▶ _Short problem_:
Among the entries that follow, tally the lines with the string "helt". Give no more than the number.

▶ _Records for this task_:
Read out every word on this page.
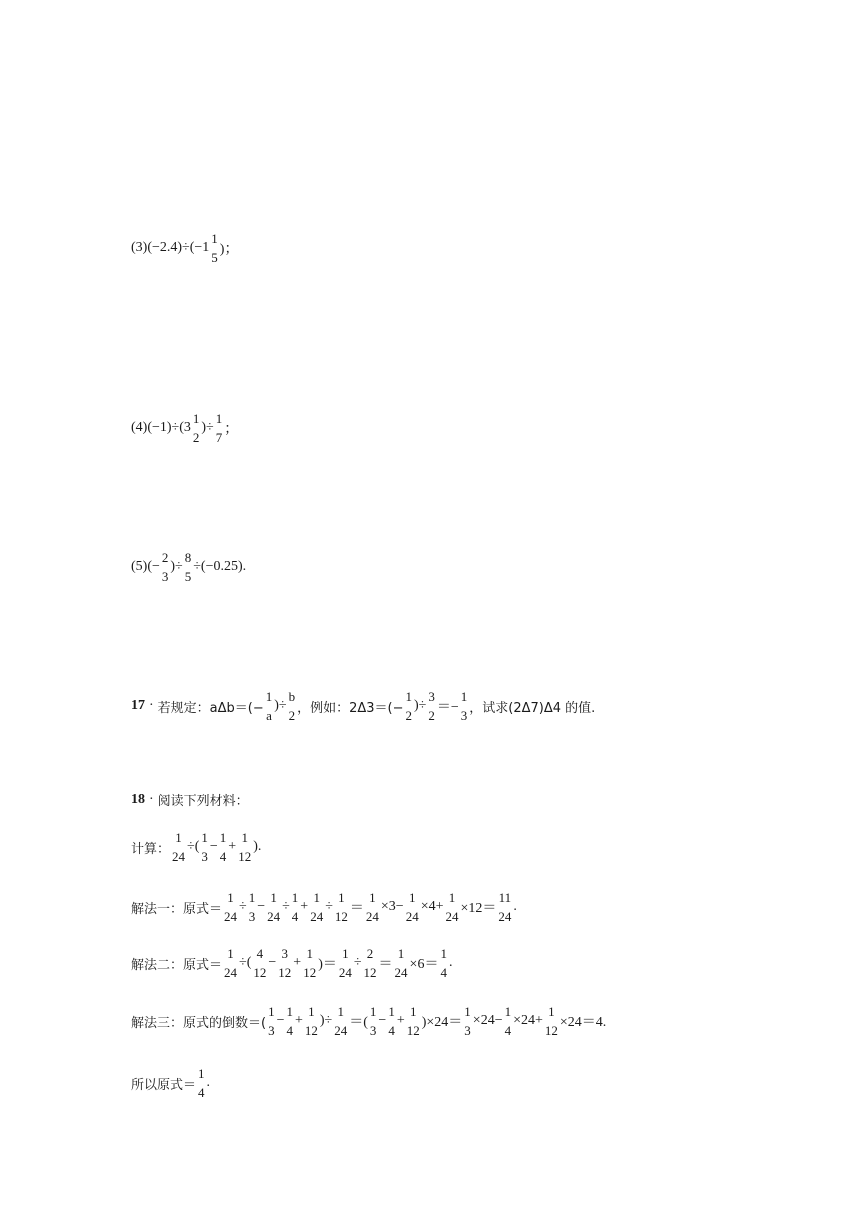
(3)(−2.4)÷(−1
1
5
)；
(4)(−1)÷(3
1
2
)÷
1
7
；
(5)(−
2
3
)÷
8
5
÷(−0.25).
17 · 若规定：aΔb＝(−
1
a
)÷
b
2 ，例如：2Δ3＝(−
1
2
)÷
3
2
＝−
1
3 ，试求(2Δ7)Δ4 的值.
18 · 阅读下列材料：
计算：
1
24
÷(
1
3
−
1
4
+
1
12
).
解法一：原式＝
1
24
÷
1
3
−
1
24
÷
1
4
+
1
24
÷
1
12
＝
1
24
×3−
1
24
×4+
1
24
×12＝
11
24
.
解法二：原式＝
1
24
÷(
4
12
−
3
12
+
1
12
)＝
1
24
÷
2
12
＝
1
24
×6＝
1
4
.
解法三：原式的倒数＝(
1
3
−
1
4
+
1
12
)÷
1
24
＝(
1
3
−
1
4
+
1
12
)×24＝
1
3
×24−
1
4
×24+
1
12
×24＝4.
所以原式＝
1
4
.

* * *

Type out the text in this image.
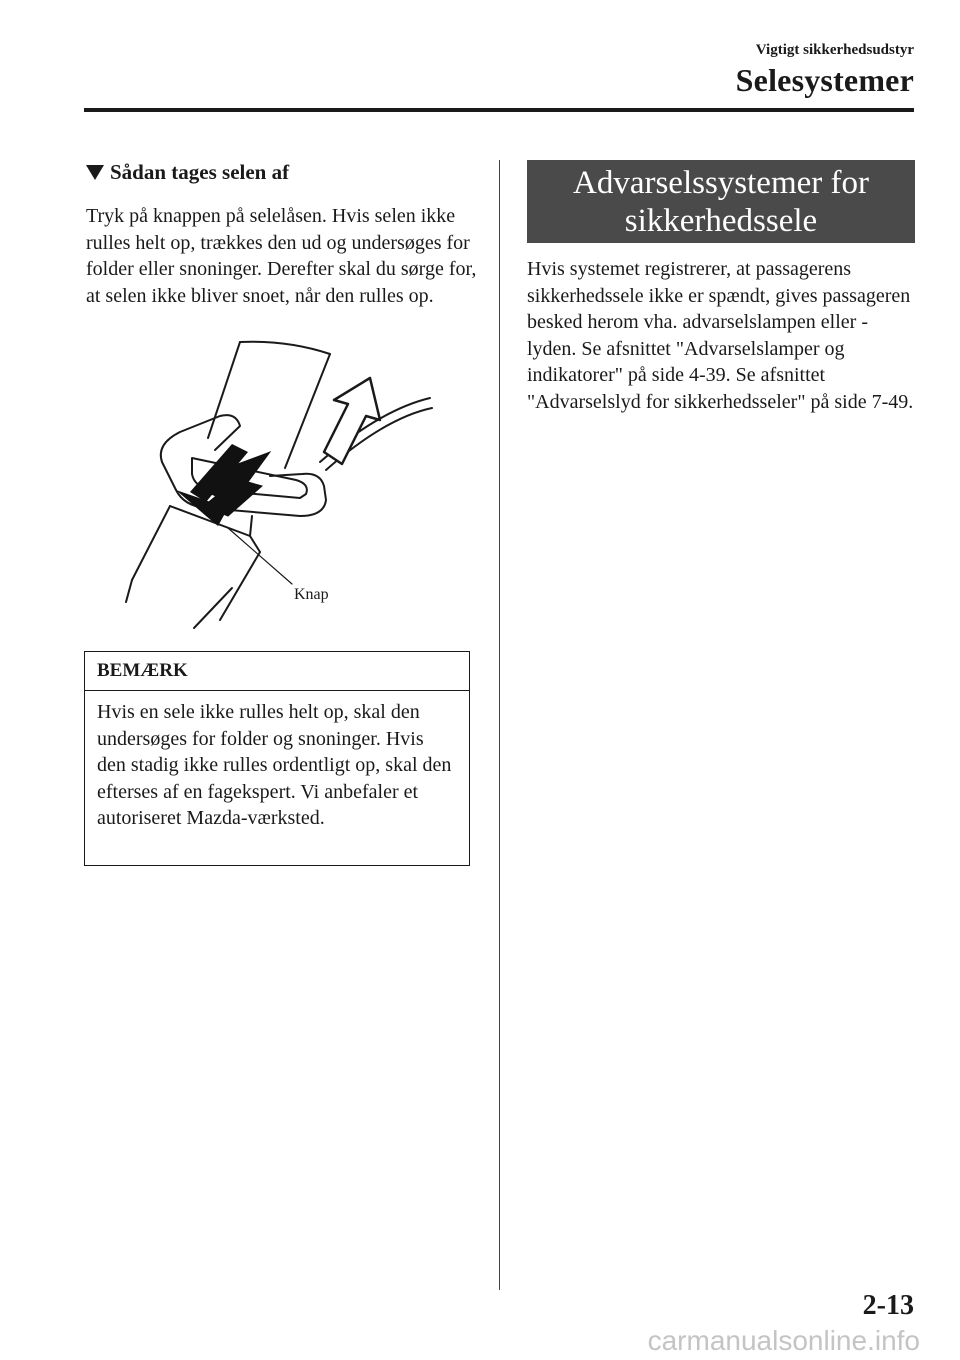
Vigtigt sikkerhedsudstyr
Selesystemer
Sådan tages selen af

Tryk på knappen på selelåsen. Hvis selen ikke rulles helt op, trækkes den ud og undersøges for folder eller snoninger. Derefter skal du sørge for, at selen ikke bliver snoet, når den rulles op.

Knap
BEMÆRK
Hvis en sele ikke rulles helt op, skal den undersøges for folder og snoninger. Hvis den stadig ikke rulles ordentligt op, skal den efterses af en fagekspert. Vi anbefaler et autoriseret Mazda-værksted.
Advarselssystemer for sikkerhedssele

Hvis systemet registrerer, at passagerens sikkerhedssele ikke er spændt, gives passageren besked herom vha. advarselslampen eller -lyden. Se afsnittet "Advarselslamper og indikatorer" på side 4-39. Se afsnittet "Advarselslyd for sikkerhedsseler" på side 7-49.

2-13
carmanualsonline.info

▶ _Result_:
2